Filter the data below for the string "Невського" and copy each matching line.

(Stored items)
## START
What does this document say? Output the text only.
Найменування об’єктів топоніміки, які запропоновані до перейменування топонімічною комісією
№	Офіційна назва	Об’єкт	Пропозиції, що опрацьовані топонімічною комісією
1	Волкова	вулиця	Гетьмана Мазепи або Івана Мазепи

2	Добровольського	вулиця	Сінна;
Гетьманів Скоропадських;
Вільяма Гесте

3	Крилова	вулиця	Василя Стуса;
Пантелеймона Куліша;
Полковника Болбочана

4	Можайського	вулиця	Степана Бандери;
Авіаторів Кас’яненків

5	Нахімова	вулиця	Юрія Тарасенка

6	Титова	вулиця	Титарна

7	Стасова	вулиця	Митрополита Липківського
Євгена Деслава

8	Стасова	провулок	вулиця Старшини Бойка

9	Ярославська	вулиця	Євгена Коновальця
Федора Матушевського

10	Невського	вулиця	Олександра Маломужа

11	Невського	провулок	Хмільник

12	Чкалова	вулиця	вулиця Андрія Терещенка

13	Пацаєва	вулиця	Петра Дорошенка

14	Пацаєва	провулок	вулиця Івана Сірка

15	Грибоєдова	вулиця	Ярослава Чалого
## END
## START
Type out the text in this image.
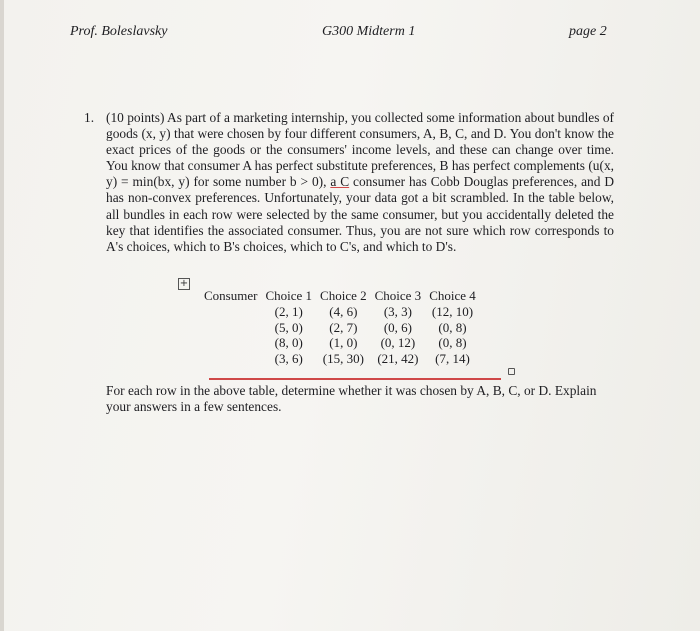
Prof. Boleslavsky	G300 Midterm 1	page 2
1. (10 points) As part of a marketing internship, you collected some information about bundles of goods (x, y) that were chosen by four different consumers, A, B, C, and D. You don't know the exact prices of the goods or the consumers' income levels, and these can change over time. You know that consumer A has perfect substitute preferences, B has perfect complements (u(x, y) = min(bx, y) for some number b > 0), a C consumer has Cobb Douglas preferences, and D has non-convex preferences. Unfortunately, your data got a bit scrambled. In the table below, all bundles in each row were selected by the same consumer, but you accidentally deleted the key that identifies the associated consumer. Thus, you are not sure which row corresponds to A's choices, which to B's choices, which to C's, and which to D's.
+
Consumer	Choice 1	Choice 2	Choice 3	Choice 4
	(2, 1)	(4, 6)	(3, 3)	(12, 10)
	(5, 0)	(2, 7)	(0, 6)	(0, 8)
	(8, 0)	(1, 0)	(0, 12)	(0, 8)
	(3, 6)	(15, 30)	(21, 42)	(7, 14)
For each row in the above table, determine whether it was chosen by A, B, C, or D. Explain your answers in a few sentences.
## END
• [Exercise result]
10	Невського	вулиця	Олександра Маломужа
11	Невського	провулок	Хмільник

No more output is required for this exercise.